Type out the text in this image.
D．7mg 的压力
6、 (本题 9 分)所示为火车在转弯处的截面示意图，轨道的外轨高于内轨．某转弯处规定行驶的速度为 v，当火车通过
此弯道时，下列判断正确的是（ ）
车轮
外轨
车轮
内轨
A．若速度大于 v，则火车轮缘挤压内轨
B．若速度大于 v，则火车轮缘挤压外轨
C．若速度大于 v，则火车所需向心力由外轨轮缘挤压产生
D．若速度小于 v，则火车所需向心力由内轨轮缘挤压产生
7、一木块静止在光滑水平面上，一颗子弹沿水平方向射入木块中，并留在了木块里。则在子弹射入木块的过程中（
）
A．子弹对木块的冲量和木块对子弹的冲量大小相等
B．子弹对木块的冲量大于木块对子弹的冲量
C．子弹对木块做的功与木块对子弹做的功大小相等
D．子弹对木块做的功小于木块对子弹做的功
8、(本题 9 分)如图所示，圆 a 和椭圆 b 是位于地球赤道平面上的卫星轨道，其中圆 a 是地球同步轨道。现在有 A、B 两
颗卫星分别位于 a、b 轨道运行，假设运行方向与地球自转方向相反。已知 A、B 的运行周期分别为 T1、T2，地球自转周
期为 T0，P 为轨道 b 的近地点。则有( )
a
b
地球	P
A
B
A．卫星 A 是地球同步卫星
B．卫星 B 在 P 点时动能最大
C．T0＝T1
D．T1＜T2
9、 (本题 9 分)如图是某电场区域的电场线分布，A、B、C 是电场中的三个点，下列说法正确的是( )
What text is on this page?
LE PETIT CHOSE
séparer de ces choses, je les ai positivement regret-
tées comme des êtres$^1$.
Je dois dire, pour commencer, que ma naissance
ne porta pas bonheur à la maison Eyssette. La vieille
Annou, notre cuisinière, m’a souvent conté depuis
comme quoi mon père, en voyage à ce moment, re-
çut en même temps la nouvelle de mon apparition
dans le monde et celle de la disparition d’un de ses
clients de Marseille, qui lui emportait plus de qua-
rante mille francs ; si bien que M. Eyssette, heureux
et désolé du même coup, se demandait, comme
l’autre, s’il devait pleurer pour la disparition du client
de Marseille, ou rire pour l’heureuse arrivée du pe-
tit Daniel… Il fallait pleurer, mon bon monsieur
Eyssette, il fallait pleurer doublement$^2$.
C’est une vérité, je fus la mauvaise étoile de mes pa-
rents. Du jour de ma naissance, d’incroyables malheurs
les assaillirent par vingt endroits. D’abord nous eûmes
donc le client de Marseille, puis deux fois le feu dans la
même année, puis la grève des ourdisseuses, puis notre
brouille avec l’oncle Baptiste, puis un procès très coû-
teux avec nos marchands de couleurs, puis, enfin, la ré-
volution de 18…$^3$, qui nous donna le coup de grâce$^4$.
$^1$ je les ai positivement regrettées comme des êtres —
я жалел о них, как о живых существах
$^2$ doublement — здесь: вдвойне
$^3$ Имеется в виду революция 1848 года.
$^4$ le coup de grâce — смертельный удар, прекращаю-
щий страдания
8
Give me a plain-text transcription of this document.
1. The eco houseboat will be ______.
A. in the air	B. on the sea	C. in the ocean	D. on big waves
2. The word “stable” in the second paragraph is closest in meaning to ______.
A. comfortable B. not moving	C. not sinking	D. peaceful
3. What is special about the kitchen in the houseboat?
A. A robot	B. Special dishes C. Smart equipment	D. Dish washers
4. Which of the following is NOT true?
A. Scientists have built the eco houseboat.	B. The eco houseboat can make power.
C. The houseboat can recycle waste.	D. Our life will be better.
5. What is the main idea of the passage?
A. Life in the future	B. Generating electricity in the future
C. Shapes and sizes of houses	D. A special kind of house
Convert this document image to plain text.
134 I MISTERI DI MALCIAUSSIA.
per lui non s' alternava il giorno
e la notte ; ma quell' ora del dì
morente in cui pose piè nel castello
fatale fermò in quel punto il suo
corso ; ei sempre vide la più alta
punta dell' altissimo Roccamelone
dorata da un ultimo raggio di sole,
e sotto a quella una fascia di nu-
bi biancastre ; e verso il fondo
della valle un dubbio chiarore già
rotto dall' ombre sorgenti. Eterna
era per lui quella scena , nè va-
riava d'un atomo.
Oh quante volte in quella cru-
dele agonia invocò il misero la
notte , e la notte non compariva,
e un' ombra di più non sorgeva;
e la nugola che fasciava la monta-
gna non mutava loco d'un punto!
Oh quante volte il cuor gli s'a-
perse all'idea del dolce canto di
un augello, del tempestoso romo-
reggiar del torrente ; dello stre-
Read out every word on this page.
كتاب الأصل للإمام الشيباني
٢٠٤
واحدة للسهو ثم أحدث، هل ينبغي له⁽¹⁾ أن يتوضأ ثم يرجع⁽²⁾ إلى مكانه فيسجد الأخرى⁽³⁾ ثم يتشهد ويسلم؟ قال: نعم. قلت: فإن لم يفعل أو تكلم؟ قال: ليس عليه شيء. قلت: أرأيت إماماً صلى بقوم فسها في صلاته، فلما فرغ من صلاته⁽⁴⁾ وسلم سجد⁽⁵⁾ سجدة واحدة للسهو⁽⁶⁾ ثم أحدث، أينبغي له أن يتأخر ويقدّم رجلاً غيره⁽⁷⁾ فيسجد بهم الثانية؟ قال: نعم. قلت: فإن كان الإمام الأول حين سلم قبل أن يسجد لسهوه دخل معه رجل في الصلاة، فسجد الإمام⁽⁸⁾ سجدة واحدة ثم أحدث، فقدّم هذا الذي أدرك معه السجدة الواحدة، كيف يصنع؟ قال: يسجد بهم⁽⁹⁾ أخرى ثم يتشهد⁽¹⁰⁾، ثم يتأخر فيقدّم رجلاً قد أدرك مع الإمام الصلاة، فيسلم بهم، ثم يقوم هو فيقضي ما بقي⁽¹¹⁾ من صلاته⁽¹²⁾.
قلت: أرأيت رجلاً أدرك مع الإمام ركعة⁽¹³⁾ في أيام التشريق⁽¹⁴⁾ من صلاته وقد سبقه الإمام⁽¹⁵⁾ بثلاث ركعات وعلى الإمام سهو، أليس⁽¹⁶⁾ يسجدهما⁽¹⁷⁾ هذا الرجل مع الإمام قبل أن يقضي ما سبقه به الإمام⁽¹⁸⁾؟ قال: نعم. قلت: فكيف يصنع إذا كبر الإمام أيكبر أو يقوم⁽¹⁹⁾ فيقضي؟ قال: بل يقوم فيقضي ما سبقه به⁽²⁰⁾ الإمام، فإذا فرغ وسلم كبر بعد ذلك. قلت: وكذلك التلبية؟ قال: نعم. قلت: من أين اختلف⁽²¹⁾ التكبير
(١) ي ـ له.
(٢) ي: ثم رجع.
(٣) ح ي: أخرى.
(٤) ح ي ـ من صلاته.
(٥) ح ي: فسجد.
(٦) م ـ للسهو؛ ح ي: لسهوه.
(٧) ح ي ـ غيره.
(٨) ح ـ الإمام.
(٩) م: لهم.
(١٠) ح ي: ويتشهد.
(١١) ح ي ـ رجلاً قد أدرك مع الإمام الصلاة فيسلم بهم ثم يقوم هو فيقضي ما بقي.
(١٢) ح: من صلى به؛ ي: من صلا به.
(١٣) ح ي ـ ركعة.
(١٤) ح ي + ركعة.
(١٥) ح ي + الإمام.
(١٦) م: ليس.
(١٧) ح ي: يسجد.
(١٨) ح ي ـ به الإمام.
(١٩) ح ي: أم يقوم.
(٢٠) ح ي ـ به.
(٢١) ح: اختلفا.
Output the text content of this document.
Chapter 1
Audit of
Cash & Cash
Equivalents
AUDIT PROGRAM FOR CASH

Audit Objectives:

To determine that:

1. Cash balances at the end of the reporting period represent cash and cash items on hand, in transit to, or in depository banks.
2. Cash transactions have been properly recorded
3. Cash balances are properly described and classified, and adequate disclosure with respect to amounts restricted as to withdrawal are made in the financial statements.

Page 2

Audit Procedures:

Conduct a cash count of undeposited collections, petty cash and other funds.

-*-*-

Exercise brief
Search the entries for the word "若速度大于" and pick out every line that holds it.

Solution to the exercise
A．若速度大于 v，则火车轮缘挤压内轨
B．若速度大于 v，则火车轮缘挤压外轨
C．若速度大于 v，则火车所需向心力由外轨轮缘挤压产生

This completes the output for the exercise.